[INSTRUCTIONS FOR THE TASK]
Look through the data for the string "شروع". Copy every line where it is found.

┌──

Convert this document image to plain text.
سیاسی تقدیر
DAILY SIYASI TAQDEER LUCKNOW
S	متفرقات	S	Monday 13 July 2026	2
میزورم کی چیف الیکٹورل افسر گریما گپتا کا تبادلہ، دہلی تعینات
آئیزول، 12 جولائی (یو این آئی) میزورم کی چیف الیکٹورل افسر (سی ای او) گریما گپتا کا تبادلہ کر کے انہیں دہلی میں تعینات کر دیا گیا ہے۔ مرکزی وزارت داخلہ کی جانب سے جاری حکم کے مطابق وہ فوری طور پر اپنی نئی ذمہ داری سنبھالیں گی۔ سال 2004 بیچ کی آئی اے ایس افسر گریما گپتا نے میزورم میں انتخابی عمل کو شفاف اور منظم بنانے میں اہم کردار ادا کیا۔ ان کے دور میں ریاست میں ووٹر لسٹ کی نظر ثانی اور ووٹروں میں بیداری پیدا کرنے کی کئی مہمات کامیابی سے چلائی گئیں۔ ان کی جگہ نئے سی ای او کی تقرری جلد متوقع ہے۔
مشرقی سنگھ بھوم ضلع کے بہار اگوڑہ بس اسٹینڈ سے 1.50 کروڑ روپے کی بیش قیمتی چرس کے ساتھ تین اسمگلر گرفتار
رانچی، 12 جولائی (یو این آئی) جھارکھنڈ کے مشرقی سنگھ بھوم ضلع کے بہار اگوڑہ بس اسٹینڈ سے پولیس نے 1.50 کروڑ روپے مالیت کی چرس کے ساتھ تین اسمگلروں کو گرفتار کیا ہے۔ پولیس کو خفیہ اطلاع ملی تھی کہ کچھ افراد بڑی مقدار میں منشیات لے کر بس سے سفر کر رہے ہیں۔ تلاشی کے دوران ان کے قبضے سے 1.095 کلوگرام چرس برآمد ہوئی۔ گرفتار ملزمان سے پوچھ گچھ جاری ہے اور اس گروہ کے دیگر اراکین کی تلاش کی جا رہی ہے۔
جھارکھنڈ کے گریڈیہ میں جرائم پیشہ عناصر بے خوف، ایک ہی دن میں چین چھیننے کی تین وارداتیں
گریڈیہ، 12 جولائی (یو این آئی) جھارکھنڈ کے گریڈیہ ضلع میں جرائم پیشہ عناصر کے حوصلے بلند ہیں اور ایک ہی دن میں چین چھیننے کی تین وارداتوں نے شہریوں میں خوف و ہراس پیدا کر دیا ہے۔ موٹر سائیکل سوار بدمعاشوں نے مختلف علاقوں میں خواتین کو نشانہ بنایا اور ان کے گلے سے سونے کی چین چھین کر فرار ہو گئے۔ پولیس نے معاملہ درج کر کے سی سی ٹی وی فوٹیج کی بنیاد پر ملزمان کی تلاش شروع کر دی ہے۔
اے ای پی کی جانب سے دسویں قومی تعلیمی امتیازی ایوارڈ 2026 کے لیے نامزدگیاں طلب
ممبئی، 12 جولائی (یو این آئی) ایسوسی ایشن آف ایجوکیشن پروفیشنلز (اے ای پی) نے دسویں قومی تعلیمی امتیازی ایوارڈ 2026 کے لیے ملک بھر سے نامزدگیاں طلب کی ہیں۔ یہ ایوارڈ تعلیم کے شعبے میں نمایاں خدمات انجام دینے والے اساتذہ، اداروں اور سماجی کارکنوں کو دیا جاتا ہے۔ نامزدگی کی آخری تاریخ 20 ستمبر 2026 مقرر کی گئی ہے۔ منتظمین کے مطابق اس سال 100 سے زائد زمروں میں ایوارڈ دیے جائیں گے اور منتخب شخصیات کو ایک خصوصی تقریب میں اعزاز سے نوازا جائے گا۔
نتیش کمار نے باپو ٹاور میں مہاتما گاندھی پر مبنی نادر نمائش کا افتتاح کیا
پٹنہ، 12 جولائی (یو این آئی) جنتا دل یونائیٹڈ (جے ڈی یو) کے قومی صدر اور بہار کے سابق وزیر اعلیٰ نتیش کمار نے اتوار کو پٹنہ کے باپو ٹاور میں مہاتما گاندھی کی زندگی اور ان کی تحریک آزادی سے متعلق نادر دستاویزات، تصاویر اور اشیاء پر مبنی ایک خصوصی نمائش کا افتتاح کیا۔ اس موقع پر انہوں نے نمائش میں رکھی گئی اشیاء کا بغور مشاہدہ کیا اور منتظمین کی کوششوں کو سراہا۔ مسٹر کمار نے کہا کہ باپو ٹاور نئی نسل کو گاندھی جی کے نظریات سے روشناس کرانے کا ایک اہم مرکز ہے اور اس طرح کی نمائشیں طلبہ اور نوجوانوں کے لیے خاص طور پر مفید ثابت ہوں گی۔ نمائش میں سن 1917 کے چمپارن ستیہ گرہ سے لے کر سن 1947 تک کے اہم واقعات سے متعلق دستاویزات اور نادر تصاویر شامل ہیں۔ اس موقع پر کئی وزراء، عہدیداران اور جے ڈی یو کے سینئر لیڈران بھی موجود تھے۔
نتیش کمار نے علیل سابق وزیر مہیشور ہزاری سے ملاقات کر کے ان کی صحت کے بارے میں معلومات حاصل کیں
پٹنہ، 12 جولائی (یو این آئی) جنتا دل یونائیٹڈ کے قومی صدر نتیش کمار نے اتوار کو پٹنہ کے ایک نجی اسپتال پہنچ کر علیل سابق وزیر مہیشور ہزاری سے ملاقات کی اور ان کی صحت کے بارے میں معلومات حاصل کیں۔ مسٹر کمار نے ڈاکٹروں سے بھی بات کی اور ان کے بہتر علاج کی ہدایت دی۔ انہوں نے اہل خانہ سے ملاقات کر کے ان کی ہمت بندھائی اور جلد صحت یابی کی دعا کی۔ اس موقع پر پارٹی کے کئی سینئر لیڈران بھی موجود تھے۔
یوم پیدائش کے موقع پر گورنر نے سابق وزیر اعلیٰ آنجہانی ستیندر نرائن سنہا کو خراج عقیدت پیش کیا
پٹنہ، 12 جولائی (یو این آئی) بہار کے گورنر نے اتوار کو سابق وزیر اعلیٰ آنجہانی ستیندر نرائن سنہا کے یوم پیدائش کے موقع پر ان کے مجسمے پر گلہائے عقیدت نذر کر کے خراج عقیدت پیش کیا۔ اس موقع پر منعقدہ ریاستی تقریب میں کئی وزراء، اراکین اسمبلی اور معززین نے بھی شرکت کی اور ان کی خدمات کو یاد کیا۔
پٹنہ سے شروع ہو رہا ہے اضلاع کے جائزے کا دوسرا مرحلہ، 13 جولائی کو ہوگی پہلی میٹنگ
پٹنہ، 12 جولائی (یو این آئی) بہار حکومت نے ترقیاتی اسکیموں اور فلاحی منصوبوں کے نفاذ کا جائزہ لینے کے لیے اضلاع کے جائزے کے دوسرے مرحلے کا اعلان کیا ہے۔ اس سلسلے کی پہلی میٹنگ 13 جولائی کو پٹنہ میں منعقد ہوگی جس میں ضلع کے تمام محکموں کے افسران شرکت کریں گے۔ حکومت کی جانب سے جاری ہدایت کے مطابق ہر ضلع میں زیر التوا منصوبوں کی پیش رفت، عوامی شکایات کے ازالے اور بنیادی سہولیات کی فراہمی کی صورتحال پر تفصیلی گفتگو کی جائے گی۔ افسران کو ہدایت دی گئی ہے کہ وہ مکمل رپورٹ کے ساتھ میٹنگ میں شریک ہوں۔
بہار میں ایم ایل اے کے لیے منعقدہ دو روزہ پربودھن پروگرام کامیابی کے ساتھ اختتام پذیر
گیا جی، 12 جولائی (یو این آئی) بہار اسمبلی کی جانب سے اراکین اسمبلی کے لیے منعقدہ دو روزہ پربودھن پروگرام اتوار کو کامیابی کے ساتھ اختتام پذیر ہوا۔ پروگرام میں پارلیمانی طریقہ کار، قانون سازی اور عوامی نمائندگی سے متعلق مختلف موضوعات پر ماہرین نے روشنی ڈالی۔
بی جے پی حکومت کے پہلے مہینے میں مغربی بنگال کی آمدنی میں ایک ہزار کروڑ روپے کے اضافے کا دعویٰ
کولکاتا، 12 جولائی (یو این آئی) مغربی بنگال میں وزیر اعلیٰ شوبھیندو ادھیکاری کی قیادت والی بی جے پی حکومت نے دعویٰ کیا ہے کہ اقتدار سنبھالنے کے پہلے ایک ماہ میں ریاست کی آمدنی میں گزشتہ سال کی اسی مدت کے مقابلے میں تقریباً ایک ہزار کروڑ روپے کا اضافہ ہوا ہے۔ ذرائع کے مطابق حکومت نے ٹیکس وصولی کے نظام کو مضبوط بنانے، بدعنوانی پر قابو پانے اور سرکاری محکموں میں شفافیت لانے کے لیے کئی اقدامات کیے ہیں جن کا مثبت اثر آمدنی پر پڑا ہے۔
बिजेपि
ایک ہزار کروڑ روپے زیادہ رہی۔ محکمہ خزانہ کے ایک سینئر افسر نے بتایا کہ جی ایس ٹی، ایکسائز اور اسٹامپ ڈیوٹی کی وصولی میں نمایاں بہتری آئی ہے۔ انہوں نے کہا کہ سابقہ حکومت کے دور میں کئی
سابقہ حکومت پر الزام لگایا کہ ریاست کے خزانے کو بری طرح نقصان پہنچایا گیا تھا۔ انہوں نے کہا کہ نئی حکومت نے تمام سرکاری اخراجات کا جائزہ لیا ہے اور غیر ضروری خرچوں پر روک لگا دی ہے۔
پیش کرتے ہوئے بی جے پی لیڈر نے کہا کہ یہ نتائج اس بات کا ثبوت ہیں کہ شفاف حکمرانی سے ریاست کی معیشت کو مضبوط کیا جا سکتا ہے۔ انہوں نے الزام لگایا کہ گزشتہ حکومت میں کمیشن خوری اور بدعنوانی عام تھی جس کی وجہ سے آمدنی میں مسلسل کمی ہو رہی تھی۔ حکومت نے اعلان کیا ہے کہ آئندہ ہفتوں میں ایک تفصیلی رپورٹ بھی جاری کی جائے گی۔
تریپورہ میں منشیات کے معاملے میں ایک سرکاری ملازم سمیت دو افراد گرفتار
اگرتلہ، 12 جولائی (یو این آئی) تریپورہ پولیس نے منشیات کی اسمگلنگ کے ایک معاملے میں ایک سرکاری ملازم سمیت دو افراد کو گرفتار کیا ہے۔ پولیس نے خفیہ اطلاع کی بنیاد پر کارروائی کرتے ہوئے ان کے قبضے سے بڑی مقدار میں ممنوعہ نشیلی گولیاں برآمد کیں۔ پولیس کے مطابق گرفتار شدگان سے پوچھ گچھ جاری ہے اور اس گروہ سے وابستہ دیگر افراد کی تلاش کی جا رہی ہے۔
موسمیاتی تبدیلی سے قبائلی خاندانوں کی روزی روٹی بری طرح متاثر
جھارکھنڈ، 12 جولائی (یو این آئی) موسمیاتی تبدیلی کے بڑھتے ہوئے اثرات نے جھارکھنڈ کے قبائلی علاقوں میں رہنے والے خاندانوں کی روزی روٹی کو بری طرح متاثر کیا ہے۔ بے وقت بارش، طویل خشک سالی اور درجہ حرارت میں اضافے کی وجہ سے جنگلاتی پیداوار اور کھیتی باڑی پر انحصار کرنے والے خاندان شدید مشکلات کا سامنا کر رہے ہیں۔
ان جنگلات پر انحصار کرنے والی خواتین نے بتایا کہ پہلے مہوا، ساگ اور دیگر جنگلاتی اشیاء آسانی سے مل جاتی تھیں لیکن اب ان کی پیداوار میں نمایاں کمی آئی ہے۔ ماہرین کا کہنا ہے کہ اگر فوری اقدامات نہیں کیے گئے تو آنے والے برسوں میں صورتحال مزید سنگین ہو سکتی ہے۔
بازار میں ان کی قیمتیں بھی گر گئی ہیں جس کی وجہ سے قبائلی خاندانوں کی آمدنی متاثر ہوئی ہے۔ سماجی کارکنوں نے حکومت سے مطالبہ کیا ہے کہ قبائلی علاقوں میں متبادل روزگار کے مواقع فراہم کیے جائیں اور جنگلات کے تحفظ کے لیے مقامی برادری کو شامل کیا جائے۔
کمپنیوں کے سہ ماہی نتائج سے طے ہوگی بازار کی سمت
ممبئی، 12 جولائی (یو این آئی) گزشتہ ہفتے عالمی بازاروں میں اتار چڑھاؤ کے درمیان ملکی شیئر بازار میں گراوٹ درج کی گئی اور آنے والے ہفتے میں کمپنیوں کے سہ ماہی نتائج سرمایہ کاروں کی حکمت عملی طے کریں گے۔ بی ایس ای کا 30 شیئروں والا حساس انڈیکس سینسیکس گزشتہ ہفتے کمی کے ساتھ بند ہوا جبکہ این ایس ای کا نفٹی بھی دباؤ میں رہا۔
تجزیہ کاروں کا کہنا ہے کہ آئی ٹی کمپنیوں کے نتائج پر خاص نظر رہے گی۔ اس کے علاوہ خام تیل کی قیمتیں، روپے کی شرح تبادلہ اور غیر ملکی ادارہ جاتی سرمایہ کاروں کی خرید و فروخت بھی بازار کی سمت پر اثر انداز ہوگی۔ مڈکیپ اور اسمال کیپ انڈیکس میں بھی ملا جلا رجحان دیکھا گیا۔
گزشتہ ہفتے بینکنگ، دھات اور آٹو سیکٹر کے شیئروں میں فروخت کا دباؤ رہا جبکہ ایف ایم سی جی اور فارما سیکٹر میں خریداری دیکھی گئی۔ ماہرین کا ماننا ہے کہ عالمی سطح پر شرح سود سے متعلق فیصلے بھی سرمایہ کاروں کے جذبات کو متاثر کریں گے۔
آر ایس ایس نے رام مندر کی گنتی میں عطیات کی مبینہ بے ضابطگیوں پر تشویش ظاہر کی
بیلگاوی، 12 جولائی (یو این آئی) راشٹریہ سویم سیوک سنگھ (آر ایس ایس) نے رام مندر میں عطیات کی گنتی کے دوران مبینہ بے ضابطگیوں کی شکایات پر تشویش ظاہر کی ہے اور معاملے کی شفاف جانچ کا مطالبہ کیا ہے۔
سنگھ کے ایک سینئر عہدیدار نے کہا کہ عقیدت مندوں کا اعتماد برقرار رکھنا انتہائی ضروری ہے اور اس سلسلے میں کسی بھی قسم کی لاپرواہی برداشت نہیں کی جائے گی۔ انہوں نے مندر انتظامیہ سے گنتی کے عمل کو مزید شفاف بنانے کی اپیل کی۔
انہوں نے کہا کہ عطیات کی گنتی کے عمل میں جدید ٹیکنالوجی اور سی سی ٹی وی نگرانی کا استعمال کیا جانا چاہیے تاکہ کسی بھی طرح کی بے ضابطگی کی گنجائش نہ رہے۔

└──

[ANSWER BELOW]
گریڈیہ، 12 جولائی (یو این آئی) جھارکھنڈ کے گریڈیہ ضلع میں جرائم پیشہ عناصر کے حوصلے بلند ہیں اور ایک ہی دن میں چین چھیننے کی تین وارداتوں نے شہریوں میں خوف و ہراس پیدا کر دیا ہے۔ موٹر سائیکل سوار بدمعاشوں نے مختلف علاقوں میں خواتین کو نشانہ بنایا اور ان کے گلے سے سونے کی چین چھین کر فرار ہو گئے۔ پولیس نے معاملہ درج کر کے سی سی ٹی وی فوٹیج کی بنیاد پر ملزمان کی تلاش شروع کر دی ہے۔
پٹنہ سے شروع ہو رہا ہے اضلاع کے جائزے کا دوسرا مرحلہ، 13 جولائی کو ہوگی پہلی میٹنگ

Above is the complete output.